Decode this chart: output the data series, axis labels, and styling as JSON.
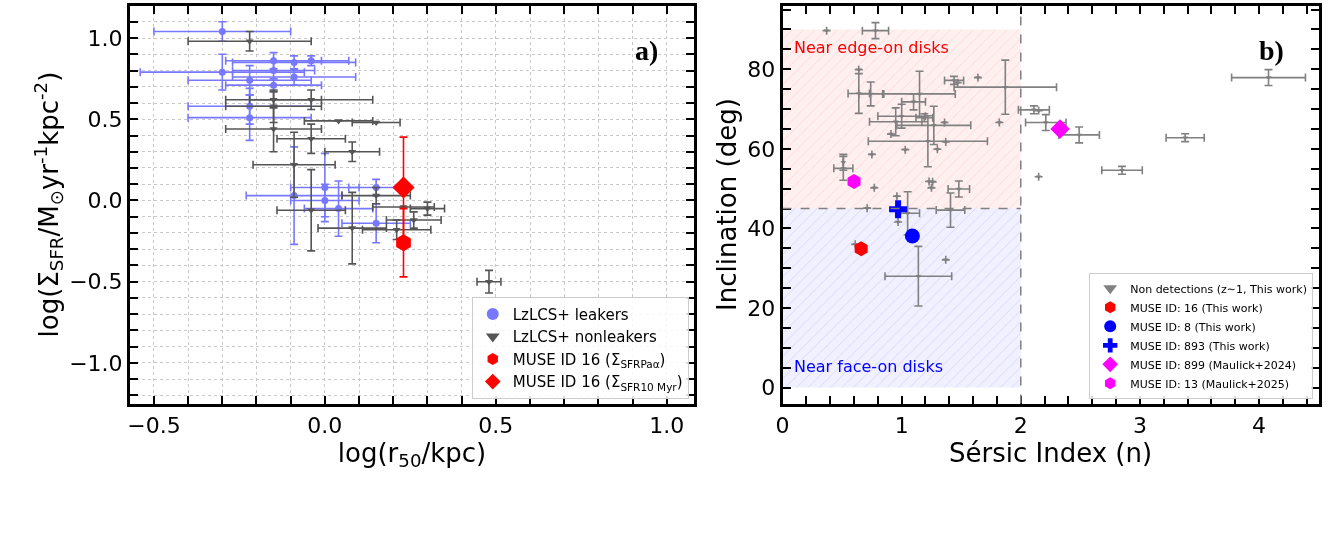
{
  "chart_data": [
    {
      "type": "scatter",
      "xlabel": "log(r$_{50}$/kpc)",
      "ylabel": "log(Σ$_{SFR}$/M$_{⊙}$yr$^{-1}$kpc$^{-2}$)",
      "annotations": [
        "a)"
      ],
      "xlim": [
        -0.57,
        1.08
      ],
      "ylim": [
        -1.25,
        1.2
      ],
      "xticks": [
        {
          "value": -0.5,
          "label": "−0.5"
        },
        {
          "value": -0.4,
          "label": null
        },
        {
          "value": -0.3,
          "label": null
        },
        {
          "value": -0.2,
          "label": null
        },
        {
          "value": -0.1,
          "label": null
        },
        {
          "value": 0,
          "label": "0.0"
        },
        {
          "value": 0.1,
          "label": null
        },
        {
          "value": 0.2,
          "label": null
        },
        {
          "value": 0.3,
          "label": null
        },
        {
          "value": 0.4,
          "label": null
        },
        {
          "value": 0.5,
          "label": "0.5"
        },
        {
          "value": 0.6,
          "label": null
        },
        {
          "value": 0.7,
          "label": null
        },
        {
          "value": 0.8,
          "label": null
        },
        {
          "value": 0.9,
          "label": null
        },
        {
          "value": 1.0,
          "label": "1.0"
        }
      ],
      "yticks": [
        {
          "value": -1.2,
          "label": null
        },
        {
          "value": -1.1,
          "label": null
        },
        {
          "value": -1.0,
          "label": "−1.0"
        },
        {
          "value": -0.9,
          "label": null
        },
        {
          "value": -0.8,
          "label": null
        },
        {
          "value": -0.7,
          "label": null
        },
        {
          "value": -0.6,
          "label": null
        },
        {
          "value": -0.5,
          "label": "−0.5"
        },
        {
          "value": -0.4,
          "label": null
        },
        {
          "value": -0.3,
          "label": null
        },
        {
          "value": -0.2,
          "label": null
        },
        {
          "value": -0.1,
          "label": null
        },
        {
          "value": 0,
          "label": "0.0"
        },
        {
          "value": 0.1,
          "label": null
        },
        {
          "value": 0.2,
          "label": null
        },
        {
          "value": 0.3,
          "label": null
        },
        {
          "value": 0.4,
          "label": null
        },
        {
          "value": 0.5,
          "label": "0.5"
        },
        {
          "value": 0.6,
          "label": null
        },
        {
          "value": 0.7,
          "label": null
        },
        {
          "value": 0.8,
          "label": null
        },
        {
          "value": 0.9,
          "label": null
        },
        {
          "value": 1.0,
          "label": "1.0"
        },
        {
          "value": 1.1,
          "label": null
        }
      ],
      "grid": true,
      "legend": "bottom right",
      "series": [
        {
          "name": "LzLCS+ leakers",
          "color": "#7777ff",
          "marker": "circle",
          "x": [
            -0.3,
            -0.15,
            -0.09,
            -0.04,
            -0.3,
            -0.15,
            -0.22,
            -0.09,
            -0.15,
            -0.22,
            -0.22,
            -0.09,
            0.0,
            0.0,
            0.04,
            0.15,
            0.15
          ],
          "values": [
            1.04,
            0.86,
            0.85,
            0.86,
            0.79,
            0.8,
            0.74,
            0.76,
            0.71,
            0.58,
            0.51,
            0.03,
            0.08,
            0.0,
            -0.05,
            0.08,
            -0.14
          ],
          "xerrors": [
            0.2,
            0.14,
            0.18,
            0.11,
            0.24,
            0.12,
            0.18,
            0.18,
            0.14,
            0.18,
            0.18,
            0.14,
            0.1,
            0.1,
            0.1,
            0.08,
            0.1
          ],
          "errors": [
            0.06,
            0.05,
            0.04,
            0.03,
            0.11,
            0.06,
            0.09,
            0.05,
            0.04,
            0.11,
            0.14,
            0.3,
            0.21,
            0.1,
            0.17,
            0.05,
            0.12
          ]
        },
        {
          "name": "LzLCS+ nonleakers",
          "color": "#555555",
          "marker": "triangle",
          "x": [
            -0.22,
            -0.15,
            -0.04,
            -0.15,
            -0.15,
            0.04,
            0.15,
            -0.04,
            0.08,
            -0.09,
            0.15,
            -0.04,
            0.23,
            0.3,
            0.26,
            0.08,
            0.21,
            0.48
          ],
          "values": [
            0.98,
            0.62,
            0.62,
            0.58,
            0.44,
            0.49,
            0.48,
            0.38,
            0.3,
            0.22,
            0.03,
            -0.06,
            -0.04,
            -0.05,
            -0.12,
            -0.17,
            -0.18,
            -0.5
          ],
          "xerrors": [
            0.18,
            0.14,
            0.18,
            0.14,
            0.14,
            0.1,
            0.07,
            0.1,
            0.08,
            0.12,
            0.1,
            0.1,
            0.09,
            0.05,
            0.08,
            0.1,
            0.1,
            0.035
          ],
          "errors": [
            0.06,
            0.05,
            0.06,
            0.1,
            0.14,
            null,
            null,
            0.09,
            0.06,
            0.2,
            0.05,
            0.25,
            null,
            0.04,
            0.05,
            0.22,
            0.06,
            0.07
          ]
        },
        {
          "name": "MUSE ID 16 (Σ$_{SFR}$$_{Paα}$)",
          "color": "#ff0000",
          "x": [
            0.23
          ],
          "values": [
            -0.26
          ],
          "errors": [
            0.21
          ]
        },
        {
          "name": "MUSE ID 16 (Σ$_{SFR}$$_{10 Myr}$)",
          "color": "#ff0000",
          "marker": "diamond",
          "x": [
            0.23
          ],
          "values": [
            0.08
          ],
          "errors": [
            0.31
          ]
        }
      ]
    },
    {
      "type": "scatter",
      "xlabel": "Sérsic Index (n)",
      "ylabel": "Inclination (deg)",
      "annotations": [
        "b)"
      ],
      "xlim": [
        0,
        4.5
      ],
      "ylim": [
        -4,
        96
      ],
      "xticks": [
        {
          "value": 0,
          "label": "0"
        },
        {
          "value": 0.2,
          "label": null
        },
        {
          "value": 0.4,
          "label": null
        },
        {
          "value": 0.6,
          "label": null
        },
        {
          "value": 0.8,
          "label": null
        },
        {
          "value": 1,
          "label": "1"
        },
        {
          "value": 1.2,
          "label": null
        },
        {
          "value": 1.4,
          "label": null
        },
        {
          "value": 1.6,
          "label": null
        },
        {
          "value": 1.8,
          "label": null
        },
        {
          "value": 2,
          "label": "2"
        },
        {
          "value": 2.2,
          "label": null
        },
        {
          "value": 2.4,
          "label": null
        },
        {
          "value": 2.6,
          "label": null
        },
        {
          "value": 2.8,
          "label": null
        },
        {
          "value": 3,
          "label": "3"
        },
        {
          "value": 3.2,
          "label": null
        },
        {
          "value": 3.4,
          "label": null
        },
        {
          "value": 3.6,
          "label": null
        },
        {
          "value": 3.8,
          "label": null
        },
        {
          "value": 4,
          "label": "4"
        },
        {
          "value": 4.2,
          "label": null
        },
        {
          "value": 4.4,
          "label": null
        }
      ],
      "yticks": [
        {
          "value": 0,
          "label": "0"
        },
        {
          "value": 5,
          "label": null
        },
        {
          "value": 10,
          "label": null
        },
        {
          "value": 15,
          "label": null
        },
        {
          "value": 20,
          "label": "20"
        },
        {
          "value": 25,
          "label": null
        },
        {
          "value": 30,
          "label": null
        },
        {
          "value": 35,
          "label": null
        },
        {
          "value": 40,
          "label": "40"
        },
        {
          "value": 45,
          "label": null
        },
        {
          "value": 50,
          "label": null
        },
        {
          "value": 55,
          "label": null
        },
        {
          "value": 60,
          "label": "60"
        },
        {
          "value": 65,
          "label": null
        },
        {
          "value": 70,
          "label": null
        },
        {
          "value": 75,
          "label": null
        },
        {
          "value": 80,
          "label": "80"
        },
        {
          "value": 85,
          "label": null
        },
        {
          "value": 90,
          "label": null
        },
        {
          "value": 95,
          "label": null
        }
      ],
      "legend": "bottom right",
      "ref_lines": [
        {
          "axis": "x",
          "value": 2,
          "color": "#808080",
          "line_style": "dashed"
        },
        {
          "axis": "y",
          "value": 45,
          "color": "#808080",
          "line_style": "dashed"
        }
      ],
      "bands": [
        {
          "axis": "y",
          "from": 45,
          "to": 90,
          "label": "Near edge-on disks",
          "color": "#ff0000"
        },
        {
          "axis": "y",
          "from": 0,
          "to": 45,
          "label": "Near face-on disks",
          "color": "#0000ff"
        }
      ],
      "series": [
        {
          "name": "Non detections (z∼1, This work)",
          "color": "#808080",
          "marker": "triangle",
          "x": [
            0.37,
            0.78,
            0.64,
            1.44,
            1.47,
            1.64,
            1.87,
            0.64,
            0.74,
            1.15,
            1.1,
            1.0,
            1.19,
            0.95,
            1.27,
            1.36,
            1.82,
            0.91,
            1.22,
            1.37,
            1.03,
            0.75,
            1.3,
            0.51,
            0.51,
            1.23,
            1.26,
            1.25,
            0.77,
            1.48,
            0.96,
            2.15,
            2.11,
            2.15,
            2.21,
            0.71,
            1.41,
            1.05,
            0.97,
            0.61,
            1.37,
            1.14,
            2.49,
            3.38,
            2.85,
            4.08
          ],
          "values": [
            89.7,
            89.7,
            79.9,
            77.2,
            76.6,
            77.9,
            75.5,
            73.9,
            73.8,
            73.8,
            71.8,
            68.2,
            67.8,
            66.8,
            65.9,
            66.6,
            66.6,
            63.7,
            61.9,
            61.7,
            59.8,
            58.6,
            59.9,
            56.6,
            55.1,
            51.8,
            51.7,
            50.2,
            50.2,
            49.9,
            48.1,
            53.0,
            69.8,
            69.6,
            66.6,
            45.1,
            44.6,
            43.8,
            41.6,
            36.0,
            32.1,
            28.0,
            63.5,
            62.8,
            54.6,
            77.9
          ],
          "xerrors": [
            null,
            0.11,
            null,
            0.08,
            null,
            null,
            0.43,
            0.09,
            0.1,
            0.3,
            0.1,
            0.2,
            0.07,
            0.22,
            0.31,
            null,
            null,
            null,
            0.5,
            null,
            null,
            null,
            null,
            null,
            0.08,
            null,
            null,
            null,
            null,
            0.09,
            null,
            null,
            0.13,
            null,
            0.17,
            null,
            0.12,
            0.1,
            null,
            null,
            null,
            0.28,
            0.17,
            0.16,
            0.17,
            0.31
          ],
          "errors": [
            null,
            2,
            null,
            1,
            null,
            null,
            6.8,
            5,
            3,
            5.7,
            2,
            3,
            1,
            3.5,
            4.8,
            null,
            null,
            null,
            6.4,
            null,
            null,
            null,
            null,
            2,
            3,
            null,
            null,
            null,
            null,
            2,
            null,
            null,
            1,
            null,
            2,
            null,
            4.3,
            5.4,
            null,
            null,
            null,
            7.5,
            2,
            1,
            1,
            2
          ]
        },
        {
          "name": "MUSE ID: 16 (This work)",
          "color": "#ff0000",
          "x": [
            0.66
          ],
          "values": [
            34.9
          ]
        },
        {
          "name": "MUSE ID: 8 (This work)",
          "color": "#0000ff",
          "marker": "circle",
          "x": [
            1.09
          ],
          "values": [
            38.1
          ]
        },
        {
          "name": "MUSE ID: 893 (This work)",
          "color": "#0000ff",
          "marker": "cross",
          "x": [
            0.97
          ],
          "values": [
            44.8
          ]
        },
        {
          "name": "MUSE ID: 899 (Maulick+2024)",
          "color": "#ff00ff",
          "marker": "diamond",
          "x": [
            2.33
          ],
          "values": [
            65.0
          ]
        },
        {
          "name": "MUSE ID: 13 (Maulick+2025)",
          "color": "#ff00ff",
          "x": [
            0.6
          ],
          "values": [
            51.8
          ]
        }
      ]
    }
  ]
}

Work to be completed: Copy out every line of the listing that includes the string "ylabel".

Written response:
      "ylabel": "log(Σ$_{SFR}$/M$_{⊙}$yr$^{-1}$kpc$^{-2}$)",
      "ylabel": "Inclination (deg)",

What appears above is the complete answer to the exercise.